**OBJECTIVE:**
In the entries below, find every line with "this" and copy it.
___ RECORDS FOR PROCESSING ___
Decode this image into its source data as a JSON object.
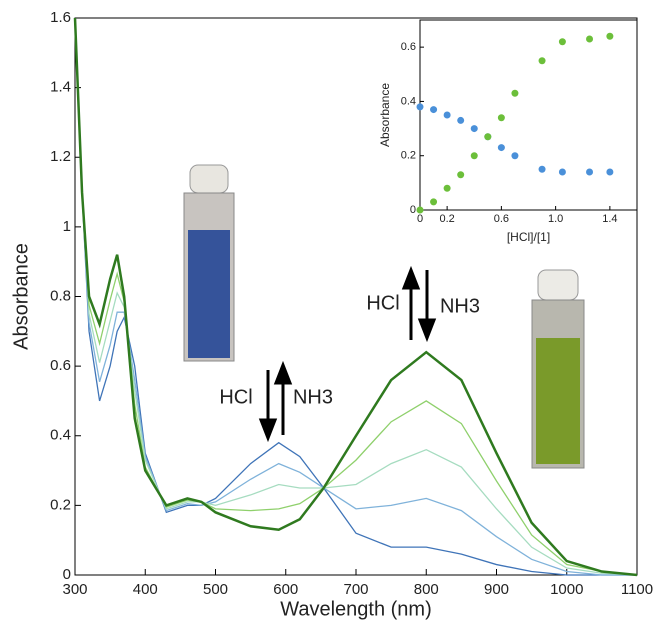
{
  "chart_data": [
    {
      "type": "line",
      "x_label": "Wavelength (nm)",
      "y_label": "Absorbance",
      "x": [
        300,
        310,
        320,
        335,
        350,
        360,
        370,
        385,
        400,
        430,
        460,
        480,
        500,
        550,
        590,
        620,
        654,
        700,
        750,
        800,
        850,
        900,
        950,
        1000,
        1050,
        1100
      ],
      "xlim": [
        300,
        1100
      ],
      "xticks": [
        300,
        400,
        500,
        600,
        700,
        800,
        900,
        1000,
        1100
      ],
      "ylim": [
        0,
        1.6
      ],
      "yticks": [
        0,
        0.2,
        0.4,
        0.6,
        0.8,
        1,
        1.2,
        1.4,
        1.6
      ],
      "annotations": [
        "HCl",
        "NH3",
        "HCl",
        "NH3"
      ],
      "series": [
        {
          "color": "#3f74b8",
          "values": [
            1.6,
            1.1,
            0.7,
            0.5,
            0.6,
            0.7,
            0.74,
            0.6,
            0.35,
            0.18,
            0.2,
            0.2,
            0.22,
            0.32,
            0.38,
            0.34,
            0.25,
            0.12,
            0.08,
            0.08,
            0.06,
            0.03,
            0.01,
            0,
            0,
            0
          ]
        },
        {
          "color": "#7fb2da",
          "values": [
            1.6,
            1.1,
            0.725,
            0.555,
            0.66,
            0.755,
            0.755,
            0.56,
            0.34,
            0.185,
            0.205,
            0.2,
            0.21,
            0.275,
            0.32,
            0.295,
            0.25,
            0.19,
            0.2,
            0.22,
            0.185,
            0.11,
            0.045,
            0.01,
            0,
            0
          ]
        },
        {
          "color": "#a6dcc0",
          "values": [
            1.6,
            1.1,
            0.75,
            0.61,
            0.73,
            0.81,
            0.77,
            0.53,
            0.33,
            0.19,
            0.21,
            0.21,
            0.2,
            0.23,
            0.26,
            0.25,
            0.25,
            0.26,
            0.32,
            0.36,
            0.31,
            0.19,
            0.08,
            0.02,
            0.005,
            0
          ]
        },
        {
          "color": "#8fd06c",
          "values": [
            1.6,
            1.1,
            0.775,
            0.665,
            0.79,
            0.865,
            0.785,
            0.49,
            0.31,
            0.195,
            0.215,
            0.21,
            0.19,
            0.185,
            0.19,
            0.205,
            0.25,
            0.33,
            0.44,
            0.5,
            0.435,
            0.27,
            0.115,
            0.03,
            0.01,
            0
          ]
        },
        {
          "color": "#2f7a1f",
          "values": [
            1.6,
            1.1,
            0.8,
            0.72,
            0.85,
            0.92,
            0.8,
            0.45,
            0.3,
            0.2,
            0.22,
            0.21,
            0.18,
            0.14,
            0.13,
            0.16,
            0.25,
            0.4,
            0.56,
            0.64,
            0.56,
            0.35,
            0.15,
            0.04,
            0.01,
            0
          ]
        }
      ]
    },
    {
      "type": "scatter",
      "x_label": "[HCl]/[1]",
      "y_label": "Absorbance",
      "x": [
        0,
        0.1,
        0.2,
        0.3,
        0.4,
        0.5,
        0.6,
        0.7,
        0.9,
        1.05,
        1.25,
        1.4
      ],
      "xlim": [
        0,
        1.6
      ],
      "xticks": [
        0,
        0.2,
        0.6,
        {
          "value": 1,
          "label": "1.0"
        },
        1.4
      ],
      "ylim": [
        0,
        0.7
      ],
      "yticks": [
        0,
        0.2,
        0.4,
        0.6
      ],
      "series": [
        {
          "color": "#4a90d9",
          "values": [
            0.38,
            0.37,
            0.35,
            0.33,
            0.3,
            0.27,
            0.23,
            0.2,
            0.15,
            0.14,
            0.14,
            0.14
          ]
        },
        {
          "color": "#6cbf3a",
          "values": [
            0,
            0.03,
            0.08,
            0.13,
            0.2,
            0.27,
            0.34,
            0.43,
            0.55,
            0.62,
            0.63,
            0.64
          ]
        }
      ]
    }
  ]
}
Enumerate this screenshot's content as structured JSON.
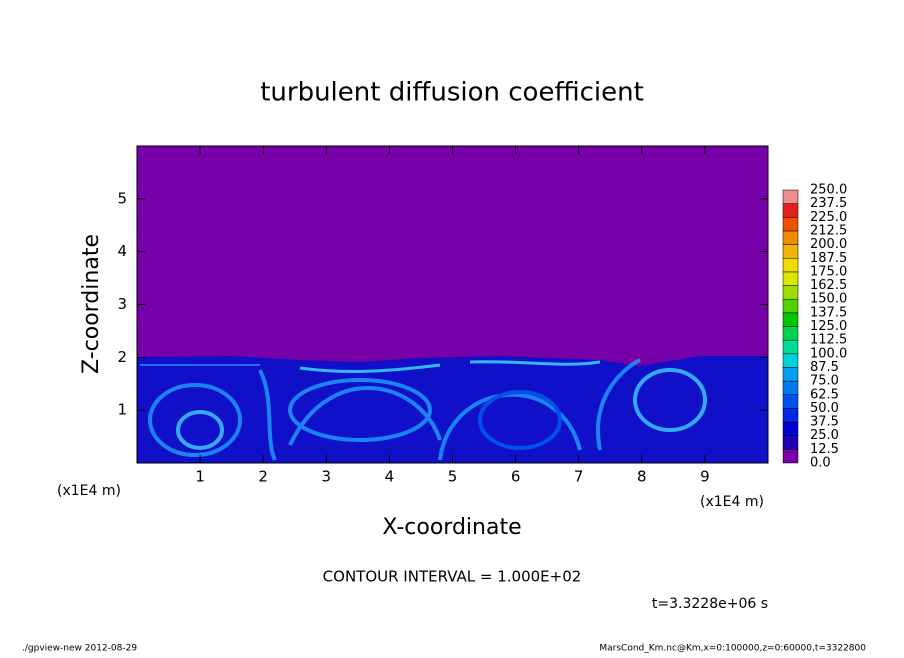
___
**EXERCISE RESULT:**
Decode this image into its source data as a JSON object.
Enumerate this screenshot's content as structured JSON.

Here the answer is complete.